[Rows from a dataset]
▽
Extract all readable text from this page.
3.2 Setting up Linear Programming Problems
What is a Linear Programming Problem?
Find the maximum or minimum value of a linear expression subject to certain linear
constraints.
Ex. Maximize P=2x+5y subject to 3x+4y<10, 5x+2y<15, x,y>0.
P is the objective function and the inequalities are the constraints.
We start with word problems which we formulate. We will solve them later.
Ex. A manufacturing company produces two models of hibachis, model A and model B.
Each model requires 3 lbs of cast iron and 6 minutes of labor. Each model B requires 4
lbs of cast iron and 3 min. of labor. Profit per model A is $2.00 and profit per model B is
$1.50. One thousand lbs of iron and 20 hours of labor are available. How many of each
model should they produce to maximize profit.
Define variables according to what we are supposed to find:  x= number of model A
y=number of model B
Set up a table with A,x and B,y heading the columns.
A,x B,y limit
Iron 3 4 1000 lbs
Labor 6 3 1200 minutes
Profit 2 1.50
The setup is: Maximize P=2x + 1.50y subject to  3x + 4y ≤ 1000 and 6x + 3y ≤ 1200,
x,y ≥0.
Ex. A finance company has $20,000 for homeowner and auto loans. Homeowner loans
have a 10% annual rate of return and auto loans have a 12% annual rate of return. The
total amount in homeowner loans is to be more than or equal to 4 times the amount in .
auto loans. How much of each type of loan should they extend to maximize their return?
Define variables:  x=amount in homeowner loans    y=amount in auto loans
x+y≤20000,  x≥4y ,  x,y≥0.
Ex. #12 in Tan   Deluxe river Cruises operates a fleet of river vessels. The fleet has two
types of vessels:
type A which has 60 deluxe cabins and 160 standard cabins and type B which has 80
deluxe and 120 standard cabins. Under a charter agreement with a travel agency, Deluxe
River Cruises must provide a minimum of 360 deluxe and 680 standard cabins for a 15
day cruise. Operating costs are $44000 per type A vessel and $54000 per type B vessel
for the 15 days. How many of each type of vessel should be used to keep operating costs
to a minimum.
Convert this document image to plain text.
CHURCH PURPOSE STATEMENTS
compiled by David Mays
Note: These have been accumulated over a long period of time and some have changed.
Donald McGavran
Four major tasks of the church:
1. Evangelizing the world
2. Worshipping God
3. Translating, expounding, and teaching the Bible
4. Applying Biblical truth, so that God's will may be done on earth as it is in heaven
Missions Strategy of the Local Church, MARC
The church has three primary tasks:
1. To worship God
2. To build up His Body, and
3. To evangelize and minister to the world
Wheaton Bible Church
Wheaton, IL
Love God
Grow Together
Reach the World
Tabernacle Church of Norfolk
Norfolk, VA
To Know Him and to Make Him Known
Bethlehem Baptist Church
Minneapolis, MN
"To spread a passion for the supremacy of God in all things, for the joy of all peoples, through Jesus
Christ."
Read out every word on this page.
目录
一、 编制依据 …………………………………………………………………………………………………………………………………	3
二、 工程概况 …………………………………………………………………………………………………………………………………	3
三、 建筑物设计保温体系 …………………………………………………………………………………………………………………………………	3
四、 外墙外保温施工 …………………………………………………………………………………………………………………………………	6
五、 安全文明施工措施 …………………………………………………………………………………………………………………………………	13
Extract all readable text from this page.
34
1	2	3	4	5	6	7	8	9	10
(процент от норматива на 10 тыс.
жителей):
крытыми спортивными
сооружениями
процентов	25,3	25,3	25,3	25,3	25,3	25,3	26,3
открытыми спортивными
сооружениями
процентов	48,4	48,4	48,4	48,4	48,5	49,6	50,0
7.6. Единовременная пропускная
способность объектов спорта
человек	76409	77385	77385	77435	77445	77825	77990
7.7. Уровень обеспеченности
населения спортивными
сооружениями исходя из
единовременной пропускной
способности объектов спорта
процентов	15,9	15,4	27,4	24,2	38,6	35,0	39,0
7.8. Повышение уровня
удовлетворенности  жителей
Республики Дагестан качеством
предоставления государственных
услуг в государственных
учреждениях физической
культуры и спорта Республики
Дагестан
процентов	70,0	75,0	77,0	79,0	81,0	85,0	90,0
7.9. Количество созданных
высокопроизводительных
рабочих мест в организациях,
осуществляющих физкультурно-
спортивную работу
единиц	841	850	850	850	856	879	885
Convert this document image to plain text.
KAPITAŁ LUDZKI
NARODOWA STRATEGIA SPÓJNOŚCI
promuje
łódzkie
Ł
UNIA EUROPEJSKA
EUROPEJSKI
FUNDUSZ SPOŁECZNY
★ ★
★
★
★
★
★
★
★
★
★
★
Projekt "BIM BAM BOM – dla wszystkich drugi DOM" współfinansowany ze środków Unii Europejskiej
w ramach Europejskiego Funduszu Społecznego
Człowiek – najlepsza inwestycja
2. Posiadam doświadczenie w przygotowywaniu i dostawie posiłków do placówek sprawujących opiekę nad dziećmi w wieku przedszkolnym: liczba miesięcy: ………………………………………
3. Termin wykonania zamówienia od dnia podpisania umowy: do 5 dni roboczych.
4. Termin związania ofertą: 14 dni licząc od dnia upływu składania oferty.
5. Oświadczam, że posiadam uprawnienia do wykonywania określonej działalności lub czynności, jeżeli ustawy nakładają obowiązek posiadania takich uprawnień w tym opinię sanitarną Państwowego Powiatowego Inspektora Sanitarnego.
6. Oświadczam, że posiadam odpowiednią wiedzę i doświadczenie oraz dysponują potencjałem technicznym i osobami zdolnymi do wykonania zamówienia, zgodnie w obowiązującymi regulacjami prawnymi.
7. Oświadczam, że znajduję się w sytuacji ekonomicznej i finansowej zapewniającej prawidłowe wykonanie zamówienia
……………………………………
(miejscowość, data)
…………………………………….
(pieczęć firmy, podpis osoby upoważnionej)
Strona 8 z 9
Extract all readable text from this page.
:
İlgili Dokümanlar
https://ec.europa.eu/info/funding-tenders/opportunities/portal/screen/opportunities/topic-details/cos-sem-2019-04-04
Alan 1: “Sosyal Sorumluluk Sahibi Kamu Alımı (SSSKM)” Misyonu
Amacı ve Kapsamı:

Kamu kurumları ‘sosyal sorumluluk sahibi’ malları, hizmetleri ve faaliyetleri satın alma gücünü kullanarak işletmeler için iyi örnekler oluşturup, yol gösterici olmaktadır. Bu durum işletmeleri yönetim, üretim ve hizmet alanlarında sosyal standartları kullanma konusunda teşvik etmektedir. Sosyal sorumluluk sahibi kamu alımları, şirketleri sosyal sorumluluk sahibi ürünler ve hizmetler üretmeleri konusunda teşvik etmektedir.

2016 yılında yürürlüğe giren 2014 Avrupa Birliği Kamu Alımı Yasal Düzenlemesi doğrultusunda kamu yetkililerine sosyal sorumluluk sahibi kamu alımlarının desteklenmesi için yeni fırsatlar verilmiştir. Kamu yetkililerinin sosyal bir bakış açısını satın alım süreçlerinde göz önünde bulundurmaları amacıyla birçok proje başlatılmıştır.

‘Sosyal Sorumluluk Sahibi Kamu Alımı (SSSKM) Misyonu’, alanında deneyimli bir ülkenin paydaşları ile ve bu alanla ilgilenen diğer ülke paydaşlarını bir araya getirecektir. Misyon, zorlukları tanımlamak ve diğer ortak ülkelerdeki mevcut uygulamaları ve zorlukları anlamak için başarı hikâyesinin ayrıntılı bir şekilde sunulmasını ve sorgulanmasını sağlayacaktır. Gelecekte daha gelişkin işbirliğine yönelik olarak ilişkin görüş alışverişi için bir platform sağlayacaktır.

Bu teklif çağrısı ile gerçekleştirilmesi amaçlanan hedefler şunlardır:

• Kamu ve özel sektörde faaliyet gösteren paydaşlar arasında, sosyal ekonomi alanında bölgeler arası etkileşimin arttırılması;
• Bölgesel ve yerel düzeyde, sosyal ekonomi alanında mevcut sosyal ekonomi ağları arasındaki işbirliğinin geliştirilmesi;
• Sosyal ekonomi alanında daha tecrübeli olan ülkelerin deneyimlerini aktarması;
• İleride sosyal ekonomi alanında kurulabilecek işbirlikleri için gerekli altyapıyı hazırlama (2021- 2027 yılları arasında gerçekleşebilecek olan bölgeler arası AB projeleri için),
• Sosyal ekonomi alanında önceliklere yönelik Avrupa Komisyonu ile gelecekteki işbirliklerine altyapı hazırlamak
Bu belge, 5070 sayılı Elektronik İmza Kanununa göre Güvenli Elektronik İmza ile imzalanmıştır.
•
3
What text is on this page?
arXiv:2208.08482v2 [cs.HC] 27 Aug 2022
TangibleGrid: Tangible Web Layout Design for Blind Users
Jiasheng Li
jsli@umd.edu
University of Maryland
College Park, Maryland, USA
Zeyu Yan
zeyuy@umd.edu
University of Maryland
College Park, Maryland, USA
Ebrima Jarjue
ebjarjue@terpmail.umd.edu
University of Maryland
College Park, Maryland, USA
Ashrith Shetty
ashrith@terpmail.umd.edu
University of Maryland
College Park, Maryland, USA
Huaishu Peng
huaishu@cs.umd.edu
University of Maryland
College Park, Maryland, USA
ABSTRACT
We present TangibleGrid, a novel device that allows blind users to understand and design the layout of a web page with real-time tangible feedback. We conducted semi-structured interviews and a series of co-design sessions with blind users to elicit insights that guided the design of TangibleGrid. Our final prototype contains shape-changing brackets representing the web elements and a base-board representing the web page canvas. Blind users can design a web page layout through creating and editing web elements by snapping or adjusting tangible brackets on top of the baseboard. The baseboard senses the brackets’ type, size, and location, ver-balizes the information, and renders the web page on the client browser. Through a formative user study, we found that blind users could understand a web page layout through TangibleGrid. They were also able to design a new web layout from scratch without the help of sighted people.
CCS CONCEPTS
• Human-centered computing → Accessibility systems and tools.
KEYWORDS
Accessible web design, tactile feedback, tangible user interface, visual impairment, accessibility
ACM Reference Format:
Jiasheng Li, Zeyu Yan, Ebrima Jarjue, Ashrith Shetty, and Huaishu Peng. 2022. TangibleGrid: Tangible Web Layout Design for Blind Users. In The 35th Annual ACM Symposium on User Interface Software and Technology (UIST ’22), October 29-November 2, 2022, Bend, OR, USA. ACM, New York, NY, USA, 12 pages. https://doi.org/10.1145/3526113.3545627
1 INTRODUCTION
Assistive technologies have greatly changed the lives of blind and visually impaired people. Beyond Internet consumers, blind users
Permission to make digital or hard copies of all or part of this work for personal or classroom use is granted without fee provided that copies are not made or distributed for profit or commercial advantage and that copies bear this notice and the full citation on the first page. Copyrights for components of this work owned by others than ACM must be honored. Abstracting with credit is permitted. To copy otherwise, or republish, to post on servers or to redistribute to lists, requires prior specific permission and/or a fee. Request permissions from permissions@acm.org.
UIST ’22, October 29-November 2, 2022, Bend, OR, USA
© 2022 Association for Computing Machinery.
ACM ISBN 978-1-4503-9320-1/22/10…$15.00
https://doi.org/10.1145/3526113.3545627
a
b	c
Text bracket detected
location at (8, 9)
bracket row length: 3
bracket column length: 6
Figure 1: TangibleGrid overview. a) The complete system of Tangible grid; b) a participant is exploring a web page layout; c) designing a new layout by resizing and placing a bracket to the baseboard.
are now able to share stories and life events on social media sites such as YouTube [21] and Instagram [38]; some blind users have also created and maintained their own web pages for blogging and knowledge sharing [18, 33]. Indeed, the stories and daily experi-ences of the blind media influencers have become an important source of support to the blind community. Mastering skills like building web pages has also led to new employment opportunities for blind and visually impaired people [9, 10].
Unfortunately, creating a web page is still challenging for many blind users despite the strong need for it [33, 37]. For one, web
△
▶ **EXERCISE**: Copy out each line of the records that holds the string "Bend".

▶ **CORRECT ANSWER**:
Jiasheng Li, Zeyu Yan, Ebrima Jarjue, Ashrith Shetty, and Huaishu Peng. 2022. TangibleGrid: Tangible Web Layout Design for Blind Users. In The 35th Annual ACM Symposium on User Interface Software and Technology (UIST ’22), October 29-November 2, 2022, Bend, OR, USA. ACM, New York, NY, USA, 12 pages. https://doi.org/10.1145/3526113.3545627
UIST ’22, October 29-November 2, 2022, Bend, OR, USA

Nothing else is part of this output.